#### [Your objective]
Anywhere the string "Mast" shows up in the listing below, copy the line it is in.

#### [Data to examine]
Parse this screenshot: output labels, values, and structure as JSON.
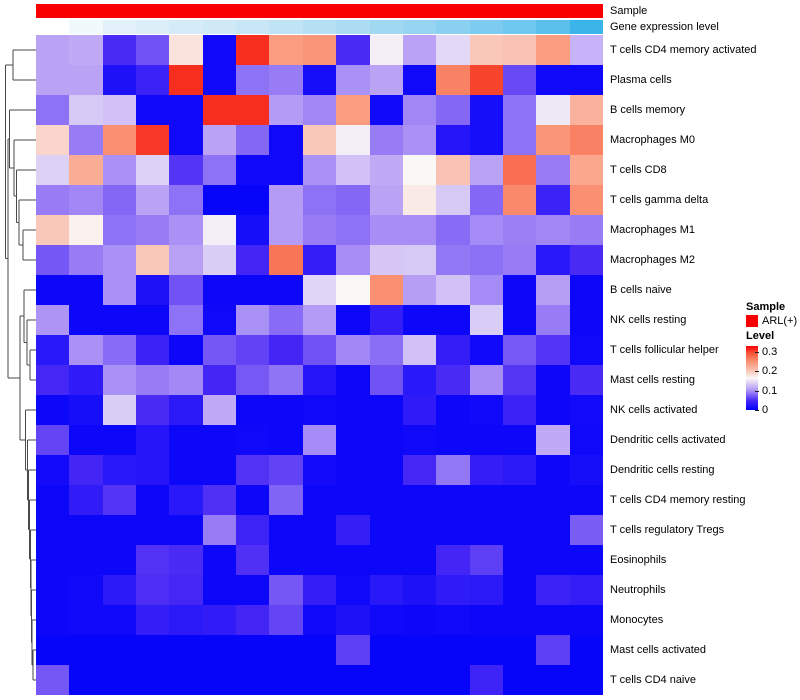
{
  "chart_data": {
    "type": "heatmap",
    "n_columns": 17,
    "rows": [
      "T cells CD4 memory activated",
      "Plasma cells",
      "B cells memory",
      "Macrophages M0",
      "T cells CD8",
      "T cells gamma delta",
      "Macrophages M1",
      "Macrophages M2",
      "B cells naive",
      "NK cells resting",
      "T cells follicular helper",
      "Mast cells resting",
      "NK cells activated",
      "Dendritic cells activated",
      "Dendritic cells resting",
      "T cells CD4 memory resting",
      "T cells regulatory  Tregs",
      "Eosinophils",
      "Neutrophils",
      "Monocytes",
      "Mast cells activated",
      "T cells CD4 naive"
    ],
    "values": [
      [
        0.11,
        0.115,
        0.05,
        0.07,
        0.18,
        0.01,
        0.31,
        0.24,
        0.245,
        0.05,
        0.16,
        0.11,
        0.145,
        0.2,
        0.205,
        0.24,
        0.12
      ],
      [
        0.11,
        0.11,
        0.02,
        0.04,
        0.31,
        0.01,
        0.085,
        0.09,
        0.015,
        0.1,
        0.11,
        0.01,
        0.26,
        0.3,
        0.065,
        0.01,
        0.01
      ],
      [
        0.085,
        0.135,
        0.13,
        0.01,
        0.01,
        0.31,
        0.31,
        0.105,
        0.095,
        0.24,
        0.01,
        0.095,
        0.08,
        0.015,
        0.085,
        0.155,
        0.22
      ],
      [
        0.19,
        0.09,
        0.25,
        0.305,
        0.01,
        0.11,
        0.08,
        0.01,
        0.2,
        0.16,
        0.09,
        0.1,
        0.025,
        0.015,
        0.085,
        0.245,
        0.26
      ],
      [
        0.14,
        0.225,
        0.1,
        0.14,
        0.055,
        0.085,
        0.01,
        0.01,
        0.1,
        0.13,
        0.115,
        0.165,
        0.205,
        0.11,
        0.275,
        0.09,
        0.23
      ],
      [
        0.09,
        0.095,
        0.08,
        0.11,
        0.085,
        0.005,
        0.005,
        0.105,
        0.085,
        0.08,
        0.11,
        0.175,
        0.135,
        0.08,
        0.255,
        0.04,
        0.25
      ],
      [
        0.2,
        0.17,
        0.085,
        0.09,
        0.1,
        0.16,
        0.015,
        0.105,
        0.09,
        0.085,
        0.098,
        0.098,
        0.082,
        0.097,
        0.092,
        0.095,
        0.09
      ],
      [
        0.072,
        0.09,
        0.1,
        0.2,
        0.108,
        0.138,
        0.045,
        0.27,
        0.035,
        0.098,
        0.133,
        0.135,
        0.088,
        0.084,
        0.09,
        0.028,
        0.05
      ],
      [
        0.008,
        0.008,
        0.1,
        0.02,
        0.07,
        0.008,
        0.008,
        0.008,
        0.143,
        0.165,
        0.25,
        0.107,
        0.13,
        0.097,
        0.008,
        0.107,
        0.008
      ],
      [
        0.102,
        0.008,
        0.008,
        0.008,
        0.085,
        0.01,
        0.1,
        0.082,
        0.105,
        0.008,
        0.035,
        0.008,
        0.008,
        0.137,
        0.008,
        0.09,
        0.008
      ],
      [
        0.028,
        0.1,
        0.082,
        0.04,
        0.008,
        0.072,
        0.062,
        0.045,
        0.07,
        0.095,
        0.083,
        0.13,
        0.035,
        0.01,
        0.073,
        0.055,
        0.01
      ],
      [
        0.046,
        0.032,
        0.1,
        0.09,
        0.096,
        0.045,
        0.073,
        0.086,
        0.025,
        0.008,
        0.07,
        0.028,
        0.05,
        0.098,
        0.056,
        0.008,
        0.05
      ],
      [
        0.008,
        0.015,
        0.138,
        0.05,
        0.03,
        0.115,
        0.008,
        0.008,
        0.01,
        0.008,
        0.008,
        0.032,
        0.008,
        0.01,
        0.04,
        0.008,
        0.012
      ],
      [
        0.063,
        0.008,
        0.008,
        0.025,
        0.008,
        0.008,
        0.01,
        0.008,
        0.097,
        0.008,
        0.008,
        0.01,
        0.008,
        0.008,
        0.008,
        0.115,
        0.01
      ],
      [
        0.012,
        0.045,
        0.028,
        0.025,
        0.008,
        0.008,
        0.054,
        0.062,
        0.012,
        0.008,
        0.008,
        0.046,
        0.088,
        0.035,
        0.03,
        0.008,
        0.015
      ],
      [
        0.008,
        0.033,
        0.055,
        0.008,
        0.028,
        0.053,
        0.008,
        0.078,
        0.008,
        0.008,
        0.008,
        0.008,
        0.008,
        0.008,
        0.008,
        0.008,
        0.008
      ],
      [
        0.008,
        0.008,
        0.008,
        0.008,
        0.008,
        0.09,
        0.042,
        0.008,
        0.008,
        0.036,
        0.008,
        0.008,
        0.008,
        0.008,
        0.008,
        0.008,
        0.075
      ],
      [
        0.008,
        0.008,
        0.008,
        0.054,
        0.05,
        0.008,
        0.053,
        0.008,
        0.008,
        0.008,
        0.008,
        0.008,
        0.045,
        0.06,
        0.008,
        0.008,
        0.008
      ],
      [
        0.008,
        0.01,
        0.03,
        0.052,
        0.046,
        0.008,
        0.008,
        0.072,
        0.035,
        0.01,
        0.028,
        0.02,
        0.032,
        0.03,
        0.008,
        0.04,
        0.035
      ],
      [
        0.008,
        0.01,
        0.01,
        0.035,
        0.03,
        0.033,
        0.045,
        0.063,
        0.01,
        0.02,
        0.01,
        0.008,
        0.01,
        0.008,
        0.008,
        0.008,
        0.008
      ],
      [
        0.005,
        0.005,
        0.005,
        0.005,
        0.005,
        0.005,
        0.005,
        0.005,
        0.005,
        0.06,
        0.005,
        0.005,
        0.005,
        0.005,
        0.005,
        0.06,
        0.005
      ],
      [
        0.072,
        0.005,
        0.005,
        0.005,
        0.005,
        0.005,
        0.005,
        0.005,
        0.005,
        0.005,
        0.005,
        0.005,
        0.005,
        0.042,
        0.005,
        0.005,
        0.005
      ]
    ],
    "color_scale": {
      "min": 0,
      "max": 0.33,
      "anchors": [
        {
          "v": 0.0,
          "rgb": [
            0,
            0,
            250
          ]
        },
        {
          "v": 0.05,
          "rgb": [
            74,
            42,
            245
          ]
        },
        {
          "v": 0.105,
          "rgb": [
            180,
            155,
            245
          ]
        },
        {
          "v": 0.165,
          "rgb": [
            250,
            247,
            247
          ]
        },
        {
          "v": 0.2,
          "rgb": [
            250,
            200,
            185
          ]
        },
        {
          "v": 0.245,
          "rgb": [
            250,
            150,
            120
          ]
        },
        {
          "v": 0.29,
          "rgb": [
            248,
            90,
            60
          ]
        },
        {
          "v": 0.33,
          "rgb": [
            245,
            0,
            0
          ]
        }
      ]
    },
    "column_annotations": {
      "sample": {
        "label": "Sample",
        "color": "#F80000"
      },
      "gene_expression": {
        "label": "Gene expression level",
        "colors": [
          "#FFFFFF",
          "#F2F9FD",
          "#E2F1FA",
          "#DCEEF8",
          "#D5EBF8",
          "#CFE9F7",
          "#C8E6F6",
          "#C0E3F5",
          "#B5DFF3",
          "#ABDCF3",
          "#A0D8F2",
          "#96D4F1",
          "#8AD0F0",
          "#7DCCEF",
          "#6EC7EE",
          "#5BC0EC",
          "#3BB5E9"
        ]
      }
    },
    "dendrogram": {
      "line_color": "#4a4a4a",
      "segments": [
        [
          13,
          50,
          36,
          50
        ],
        [
          13,
          80,
          36,
          80
        ],
        [
          13,
          50,
          13,
          80
        ],
        [
          23,
          230,
          36,
          230
        ],
        [
          23,
          260,
          36,
          260
        ],
        [
          23,
          230,
          23,
          260
        ],
        [
          19,
          200,
          36,
          200
        ],
        [
          19,
          245,
          23,
          245
        ],
        [
          19,
          200,
          19,
          245
        ],
        [
          16.5,
          170,
          36,
          170
        ],
        [
          16.5,
          222.5,
          19,
          222.5
        ],
        [
          16.5,
          170,
          16.5,
          222.5
        ],
        [
          14,
          140,
          36,
          140
        ],
        [
          14,
          196,
          16.5,
          196
        ],
        [
          14,
          140,
          14,
          196
        ],
        [
          9.5,
          110,
          36,
          110
        ],
        [
          9.5,
          168,
          14,
          168
        ],
        [
          9.5,
          110,
          9.5,
          168
        ],
        [
          30,
          350,
          36,
          350
        ],
        [
          30,
          380,
          36,
          380
        ],
        [
          30,
          350,
          30,
          380
        ],
        [
          27,
          320,
          36,
          320
        ],
        [
          27,
          365,
          30,
          365
        ],
        [
          27,
          320,
          27,
          365
        ],
        [
          24,
          290,
          36,
          290
        ],
        [
          24,
          342.5,
          27,
          342.5
        ],
        [
          24,
          290,
          24,
          342.5
        ],
        [
          33,
          650,
          36,
          650
        ],
        [
          33,
          680,
          36,
          680
        ],
        [
          33,
          650,
          33,
          680
        ],
        [
          32,
          620,
          36,
          620
        ],
        [
          32,
          665,
          33,
          665
        ],
        [
          32,
          620,
          32,
          665
        ],
        [
          31.5,
          590,
          36,
          590
        ],
        [
          31.5,
          642.5,
          32,
          642.5
        ],
        [
          31.5,
          590,
          31.5,
          642.5
        ],
        [
          31,
          560,
          36,
          560
        ],
        [
          31,
          616,
          31.5,
          616
        ],
        [
          31,
          560,
          31,
          616
        ],
        [
          30.5,
          530,
          36,
          530
        ],
        [
          30.5,
          588,
          31,
          588
        ],
        [
          30.5,
          530,
          30.5,
          588
        ],
        [
          29.5,
          500,
          36,
          500
        ],
        [
          29.5,
          559,
          30.5,
          559
        ],
        [
          29.5,
          500,
          29.5,
          559
        ],
        [
          28.5,
          470,
          36,
          470
        ],
        [
          28.5,
          529.5,
          29.5,
          529.5
        ],
        [
          28.5,
          470,
          28.5,
          529.5
        ],
        [
          27.5,
          440,
          36,
          440
        ],
        [
          27.5,
          500,
          28.5,
          500
        ],
        [
          27.5,
          440,
          27.5,
          500
        ],
        [
          25.5,
          410,
          36,
          410
        ],
        [
          25.5,
          470,
          27.5,
          470
        ],
        [
          25.5,
          410,
          25.5,
          470
        ],
        [
          20,
          316,
          24,
          316
        ],
        [
          20,
          440,
          25.5,
          440
        ],
        [
          20,
          316,
          20,
          440
        ],
        [
          8,
          139,
          9.5,
          139
        ],
        [
          8,
          378,
          20,
          378
        ],
        [
          8,
          139,
          8,
          378
        ],
        [
          5.5,
          65,
          13,
          65
        ],
        [
          5.5,
          258.5,
          8,
          258.5
        ],
        [
          5.5,
          65,
          5.5,
          258.5
        ]
      ]
    },
    "legend": {
      "sample_title": "Sample",
      "sample_items": [
        {
          "label": "ARL(+)",
          "color": "#F80000"
        }
      ],
      "level_title": "Level",
      "level_ticks": [
        {
          "label": "0.3",
          "value": 0.3
        },
        {
          "label": "0.2",
          "value": 0.2
        },
        {
          "label": "0.1",
          "value": 0.1
        },
        {
          "label": "0",
          "value": 0.0
        }
      ]
    }
  }
}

#### [Answer for this exercise]
      "Mast cells resting",
      "Mast cells activated",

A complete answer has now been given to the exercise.